## EXCERPTED DATA
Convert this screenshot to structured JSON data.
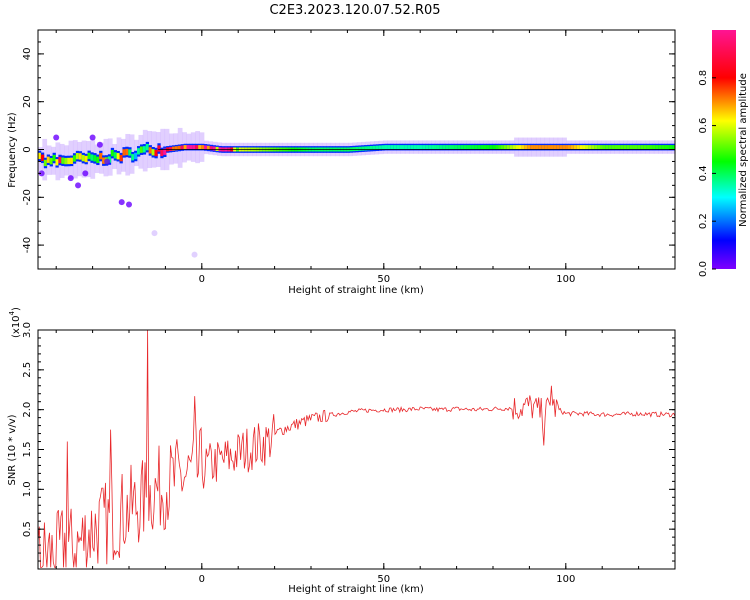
{
  "title": "C2E3.2023.120.07.52.R05",
  "chart_data": [
    {
      "type": "heatmap",
      "xlabel": "Height of straight line (km)",
      "ylabel": "Frequency (Hz)",
      "xlim": [
        -45,
        130
      ],
      "ylim": [
        -50,
        50
      ],
      "xticks": [
        "0",
        "50",
        "100"
      ],
      "yticks": [
        "-40",
        "-20",
        "0",
        "20",
        "40"
      ],
      "colorbar": {
        "label": "Normalized spectral amplitude",
        "range": [
          0.0,
          1.0
        ],
        "ticks": [
          "0.0",
          "0.2",
          "0.4",
          "0.6",
          "0.8"
        ],
        "colormap": [
          "#7f00ff",
          "#0000ff",
          "#00ffff",
          "#00ff00",
          "#ffff00",
          "#ff0000",
          "#ff1493"
        ]
      },
      "ridge": {
        "x": [
          -45,
          -40,
          -35,
          -30,
          -25,
          -20,
          -15,
          -10,
          -5,
          0,
          5,
          10,
          20,
          30,
          40,
          50,
          60,
          70,
          80,
          90,
          100,
          110,
          120,
          130
        ],
        "freq": [
          -4,
          -5,
          -4,
          -4,
          -3,
          -2,
          0,
          0,
          1,
          1,
          0,
          0,
          0,
          0,
          0,
          1,
          1,
          1,
          1,
          1,
          1,
          1,
          1,
          1
        ],
        "intensity": [
          0.6,
          0.7,
          0.6,
          0.5,
          0.6,
          0.5,
          0.5,
          0.8,
          0.9,
          0.9,
          0.8,
          0.6,
          0.5,
          0.4,
          0.4,
          0.35,
          0.35,
          0.4,
          0.45,
          0.7,
          0.7,
          0.5,
          0.5,
          0.45
        ]
      }
    },
    {
      "type": "line",
      "xlabel": "Height of straight line (km)",
      "ylabel": "SNR (10 * v/v)",
      "yscale_label": "(x10",
      "yscale_exp": "4",
      "xlim": [
        -45,
        130
      ],
      "ylim": [
        0,
        3.0
      ],
      "xticks": [
        "0",
        "50",
        "100"
      ],
      "yticks": [
        "0.5",
        "1.0",
        "1.5",
        "2.0",
        "2.5",
        "3.0"
      ],
      "series": [
        {
          "color": "#e8282b",
          "x": [
            -45,
            -42,
            -40,
            -38,
            -35,
            -32,
            -30,
            -28,
            -25,
            -22,
            -20,
            -18,
            -16,
            -15,
            -14,
            -12,
            -10,
            -8,
            -5,
            -3,
            -1,
            0,
            2,
            5,
            8,
            10,
            12,
            15,
            18,
            20,
            22,
            25,
            28,
            30,
            35,
            40,
            45,
            50,
            55,
            60,
            65,
            70,
            75,
            80,
            85,
            88,
            90,
            92,
            94,
            96,
            98,
            100,
            105,
            110,
            115,
            120,
            125,
            130
          ],
          "y": [
            0.1,
            0.2,
            0.15,
            0.3,
            0.25,
            0.4,
            0.5,
            0.55,
            0.6,
            0.7,
            0.75,
            0.8,
            0.85,
            0.9,
            0.95,
            1.0,
            1.05,
            1.1,
            1.15,
            1.2,
            1.22,
            1.25,
            1.3,
            1.35,
            1.4,
            1.45,
            1.5,
            1.55,
            1.6,
            1.68,
            1.75,
            1.8,
            1.85,
            1.88,
            1.93,
            1.97,
            1.99,
            2.0,
            2.0,
            2.01,
            2.0,
            2.01,
            2.0,
            2.01,
            2.02,
            2.03,
            2.05,
            2.0,
            1.95,
            2.05,
            2.0,
            1.95,
            1.95,
            1.94,
            1.94,
            1.95,
            1.94,
            1.94
          ],
          "spikes": [
            {
              "x": -37,
              "y": 1.6
            },
            {
              "x": -25,
              "y": 1.75
            },
            {
              "x": -15,
              "y": 3.0
            },
            {
              "x": -2,
              "y": 2.17
            },
            {
              "x": 96,
              "y": 2.3
            },
            {
              "x": 94,
              "y": 1.55
            }
          ]
        }
      ]
    }
  ]
}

## EXERCISE GOAL
Every record above should be transcribed exactly; the pictures stay out of the copy.

## REPLY
Convert this screenshot to structured JSON data.
{
  "title": "C2E3.2023.120.07.52.R05",
  "chart_data": [
    {
      "type": "heatmap",
      "xlabel": "Height of straight line (km)",
      "ylabel": "Frequency (Hz)",
      "xlim": [
        -45,
        130
      ],
      "ylim": [
        -50,
        50
      ],
      "xticks": [
        "0",
        "50",
        "100"
      ],
      "yticks": [
        "-40",
        "-20",
        "0",
        "20",
        "40"
      ],
      "colorbar": {
        "label": "Normalized spectral amplitude",
        "range": [
          0.0,
          1.0
        ],
        "ticks": [
          "0.0",
          "0.2",
          "0.4",
          "0.6",
          "0.8"
        ],
        "colormap": [
          "#7f00ff",
          "#0000ff",
          "#00ffff",
          "#00ff00",
          "#ffff00",
          "#ff0000",
          "#ff1493"
        ]
      },
      "ridge": {
        "x": [
          -45,
          -40,
          -35,
          -30,
          -25,
          -20,
          -15,
          -10,
          -5,
          0,
          5,
          10,
          20,
          30,
          40,
          50,
          60,
          70,
          80,
          90,
          100,
          110,
          120,
          130
        ],
        "freq": [
          -4,
          -5,
          -4,
          -4,
          -3,
          -2,
          0,
          0,
          1,
          1,
          0,
          0,
          0,
          0,
          0,
          1,
          1,
          1,
          1,
          1,
          1,
          1,
          1,
          1
        ],
        "intensity": [
          0.6,
          0.7,
          0.6,
          0.5,
          0.6,
          0.5,
          0.5,
          0.8,
          0.9,
          0.9,
          0.8,
          0.6,
          0.5,
          0.4,
          0.4,
          0.35,
          0.35,
          0.4,
          0.45,
          0.7,
          0.7,
          0.5,
          0.5,
          0.45
        ]
      }
    },
    {
      "type": "line",
      "xlabel": "Height of straight line (km)",
      "ylabel": "SNR (10 * v/v)",
      "yscale_label": "(x10",
      "yscale_exp": "4",
      "xlim": [
        -45,
        130
      ],
      "ylim": [
        0,
        3.0
      ],
      "xticks": [
        "0",
        "50",
        "100"
      ],
      "yticks": [
        "0.5",
        "1.0",
        "1.5",
        "2.0",
        "2.5",
        "3.0"
      ],
      "series": [
        {
          "color": "#e8282b",
          "x": [
            -45,
            -42,
            -40,
            -38,
            -35,
            -32,
            -30,
            -28,
            -25,
            -22,
            -20,
            -18,
            -16,
            -15,
            -14,
            -12,
            -10,
            -8,
            -5,
            -3,
            -1,
            0,
            2,
            5,
            8,
            10,
            12,
            15,
            18,
            20,
            22,
            25,
            28,
            30,
            35,
            40,
            45,
            50,
            55,
            60,
            65,
            70,
            75,
            80,
            85,
            88,
            90,
            92,
            94,
            96,
            98,
            100,
            105,
            110,
            115,
            120,
            125,
            130
          ],
          "y": [
            0.1,
            0.2,
            0.15,
            0.3,
            0.25,
            0.4,
            0.5,
            0.55,
            0.6,
            0.7,
            0.75,
            0.8,
            0.85,
            0.9,
            0.95,
            1.0,
            1.05,
            1.1,
            1.15,
            1.2,
            1.22,
            1.25,
            1.3,
            1.35,
            1.4,
            1.45,
            1.5,
            1.55,
            1.6,
            1.68,
            1.75,
            1.8,
            1.85,
            1.88,
            1.93,
            1.97,
            1.99,
            2.0,
            2.0,
            2.01,
            2.0,
            2.01,
            2.0,
            2.01,
            2.02,
            2.03,
            2.05,
            2.0,
            1.95,
            2.05,
            2.0,
            1.95,
            1.95,
            1.94,
            1.94,
            1.95,
            1.94,
            1.94
          ],
          "spikes": [
            {
              "x": -37,
              "y": 1.6
            },
            {
              "x": -25,
              "y": 1.75
            },
            {
              "x": -15,
              "y": 3.0
            },
            {
              "x": -2,
              "y": 2.17
            },
            {
              "x": 96,
              "y": 2.3
            },
            {
              "x": 94,
              "y": 1.55
            }
          ]
        }
      ]
    }
  ]
}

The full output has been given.